:: REQUIREMENT ::
Produce an exact copy of the lines from the line containing "Read this page and output its text content." through the last line of the entries below, and only those lines.

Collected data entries
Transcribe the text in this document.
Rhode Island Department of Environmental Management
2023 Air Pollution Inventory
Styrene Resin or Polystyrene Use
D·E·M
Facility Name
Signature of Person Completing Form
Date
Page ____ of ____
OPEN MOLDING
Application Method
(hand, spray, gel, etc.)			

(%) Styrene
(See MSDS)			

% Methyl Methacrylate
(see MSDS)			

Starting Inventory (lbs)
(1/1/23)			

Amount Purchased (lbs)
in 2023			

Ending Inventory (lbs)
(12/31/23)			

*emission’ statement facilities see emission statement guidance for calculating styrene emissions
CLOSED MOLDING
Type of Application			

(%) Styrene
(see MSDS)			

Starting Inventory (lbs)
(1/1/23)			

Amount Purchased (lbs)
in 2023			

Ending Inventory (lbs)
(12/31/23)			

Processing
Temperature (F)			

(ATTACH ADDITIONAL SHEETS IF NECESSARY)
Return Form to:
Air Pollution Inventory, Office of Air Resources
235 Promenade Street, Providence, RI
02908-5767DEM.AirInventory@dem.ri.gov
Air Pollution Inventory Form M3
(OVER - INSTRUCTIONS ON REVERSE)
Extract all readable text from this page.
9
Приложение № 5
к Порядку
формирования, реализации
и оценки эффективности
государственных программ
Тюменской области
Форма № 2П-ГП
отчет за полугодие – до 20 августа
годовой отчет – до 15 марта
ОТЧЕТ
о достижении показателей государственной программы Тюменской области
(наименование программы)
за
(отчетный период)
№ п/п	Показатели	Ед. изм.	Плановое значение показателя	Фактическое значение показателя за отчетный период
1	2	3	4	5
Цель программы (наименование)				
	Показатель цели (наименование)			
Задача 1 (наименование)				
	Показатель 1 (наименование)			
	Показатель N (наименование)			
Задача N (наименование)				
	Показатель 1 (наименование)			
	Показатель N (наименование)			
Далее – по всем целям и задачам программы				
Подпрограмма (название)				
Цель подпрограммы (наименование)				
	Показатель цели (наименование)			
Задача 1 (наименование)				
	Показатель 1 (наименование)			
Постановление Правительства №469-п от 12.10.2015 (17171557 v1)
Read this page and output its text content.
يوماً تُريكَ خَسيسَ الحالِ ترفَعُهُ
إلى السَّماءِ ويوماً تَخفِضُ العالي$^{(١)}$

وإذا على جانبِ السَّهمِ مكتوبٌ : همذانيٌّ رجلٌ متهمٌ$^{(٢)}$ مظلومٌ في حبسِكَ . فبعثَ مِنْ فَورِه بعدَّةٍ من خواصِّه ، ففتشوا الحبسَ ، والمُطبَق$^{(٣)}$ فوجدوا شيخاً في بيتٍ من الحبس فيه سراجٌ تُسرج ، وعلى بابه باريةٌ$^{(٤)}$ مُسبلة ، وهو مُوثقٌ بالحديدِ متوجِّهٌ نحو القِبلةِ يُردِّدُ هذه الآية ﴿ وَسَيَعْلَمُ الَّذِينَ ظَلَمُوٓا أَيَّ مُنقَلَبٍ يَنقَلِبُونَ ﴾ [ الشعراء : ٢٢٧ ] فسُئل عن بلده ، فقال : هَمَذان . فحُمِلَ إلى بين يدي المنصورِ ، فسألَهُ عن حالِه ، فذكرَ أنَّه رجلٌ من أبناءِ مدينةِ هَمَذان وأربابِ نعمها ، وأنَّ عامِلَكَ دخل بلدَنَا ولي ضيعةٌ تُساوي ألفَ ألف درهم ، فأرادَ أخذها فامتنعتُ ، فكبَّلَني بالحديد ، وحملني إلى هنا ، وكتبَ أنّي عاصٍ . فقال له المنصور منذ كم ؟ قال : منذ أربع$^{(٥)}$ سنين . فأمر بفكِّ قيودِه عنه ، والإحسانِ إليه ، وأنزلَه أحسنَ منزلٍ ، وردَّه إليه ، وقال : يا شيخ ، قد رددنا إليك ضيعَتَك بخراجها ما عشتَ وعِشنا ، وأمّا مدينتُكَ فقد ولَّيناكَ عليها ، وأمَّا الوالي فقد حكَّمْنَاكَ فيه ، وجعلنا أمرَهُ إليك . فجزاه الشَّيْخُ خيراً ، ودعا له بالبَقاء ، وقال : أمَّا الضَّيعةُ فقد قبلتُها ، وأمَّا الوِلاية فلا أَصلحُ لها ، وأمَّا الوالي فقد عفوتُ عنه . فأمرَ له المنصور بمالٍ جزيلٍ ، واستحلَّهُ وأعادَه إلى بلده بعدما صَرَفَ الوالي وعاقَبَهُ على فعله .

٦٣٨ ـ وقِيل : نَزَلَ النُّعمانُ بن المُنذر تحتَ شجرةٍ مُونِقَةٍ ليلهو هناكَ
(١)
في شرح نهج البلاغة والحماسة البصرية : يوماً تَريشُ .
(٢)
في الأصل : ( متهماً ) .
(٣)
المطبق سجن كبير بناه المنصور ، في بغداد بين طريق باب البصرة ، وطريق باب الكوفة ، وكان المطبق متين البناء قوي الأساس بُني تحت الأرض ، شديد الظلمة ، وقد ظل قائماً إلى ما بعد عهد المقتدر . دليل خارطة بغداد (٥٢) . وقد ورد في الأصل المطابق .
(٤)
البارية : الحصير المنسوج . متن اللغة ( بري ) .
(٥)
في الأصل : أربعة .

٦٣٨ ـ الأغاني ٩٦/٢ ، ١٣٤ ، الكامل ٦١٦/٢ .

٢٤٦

:: COMPLETE OUTPUT ::
Read this page and output its text content.
يوماً تُريكَ خَسيسَ الحالِ ترفَعُهُ
إلى السَّماءِ ويوماً تَخفِضُ العالي$^{(١)}$

وإذا على جانبِ السَّهمِ مكتوبٌ : همذانيٌّ رجلٌ متهمٌ$^{(٢)}$ مظلومٌ في حبسِكَ . فبعثَ مِنْ فَورِه بعدَّةٍ من خواصِّه ، ففتشوا الحبسَ ، والمُطبَق$^{(٣)}$ فوجدوا شيخاً في بيتٍ من الحبس فيه سراجٌ تُسرج ، وعلى بابه باريةٌ$^{(٤)}$ مُسبلة ، وهو مُوثقٌ بالحديدِ متوجِّهٌ نحو القِبلةِ يُردِّدُ هذه الآية ﴿ وَسَيَعْلَمُ الَّذِينَ ظَلَمُوٓا أَيَّ مُنقَلَبٍ يَنقَلِبُونَ ﴾ [ الشعراء : ٢٢٧ ] فسُئل عن بلده ، فقال : هَمَذان . فحُمِلَ إلى بين يدي المنصورِ ، فسألَهُ عن حالِه ، فذكرَ أنَّه رجلٌ من أبناءِ مدينةِ هَمَذان وأربابِ نعمها ، وأنَّ عامِلَكَ دخل بلدَنَا ولي ضيعةٌ تُساوي ألفَ ألف درهم ، فأرادَ أخذها فامتنعتُ ، فكبَّلَني بالحديد ، وحملني إلى هنا ، وكتبَ أنّي عاصٍ . فقال له المنصور منذ كم ؟ قال : منذ أربع$^{(٥)}$ سنين . فأمر بفكِّ قيودِه عنه ، والإحسانِ إليه ، وأنزلَه أحسنَ منزلٍ ، وردَّه إليه ، وقال : يا شيخ ، قد رددنا إليك ضيعَتَك بخراجها ما عشتَ وعِشنا ، وأمّا مدينتُكَ فقد ولَّيناكَ عليها ، وأمَّا الوالي فقد حكَّمْنَاكَ فيه ، وجعلنا أمرَهُ إليك . فجزاه الشَّيْخُ خيراً ، ودعا له بالبَقاء ، وقال : أمَّا الضَّيعةُ فقد قبلتُها ، وأمَّا الوِلاية فلا أَصلحُ لها ، وأمَّا الوالي فقد عفوتُ عنه . فأمرَ له المنصور بمالٍ جزيلٍ ، واستحلَّهُ وأعادَه إلى بلده بعدما صَرَفَ الوالي وعاقَبَهُ على فعله .

٦٣٨ ـ وقِيل : نَزَلَ النُّعمانُ بن المُنذر تحتَ شجرةٍ مُونِقَةٍ ليلهو هناكَ
(١)
في شرح نهج البلاغة والحماسة البصرية : يوماً تَريشُ .
(٢)
في الأصل : ( متهماً ) .
(٣)
المطبق سجن كبير بناه المنصور ، في بغداد بين طريق باب البصرة ، وطريق باب الكوفة ، وكان المطبق متين البناء قوي الأساس بُني تحت الأرض ، شديد الظلمة ، وقد ظل قائماً إلى ما بعد عهد المقتدر . دليل خارطة بغداد (٥٢) . وقد ورد في الأصل المطابق .
(٤)
البارية : الحصير المنسوج . متن اللغة ( بري ) .
(٥)
في الأصل : أربعة .

٦٣٨ ـ الأغاني ٩٦/٢ ، ١٣٤ ، الكامل ٦١٦/٢ .

٢٤٦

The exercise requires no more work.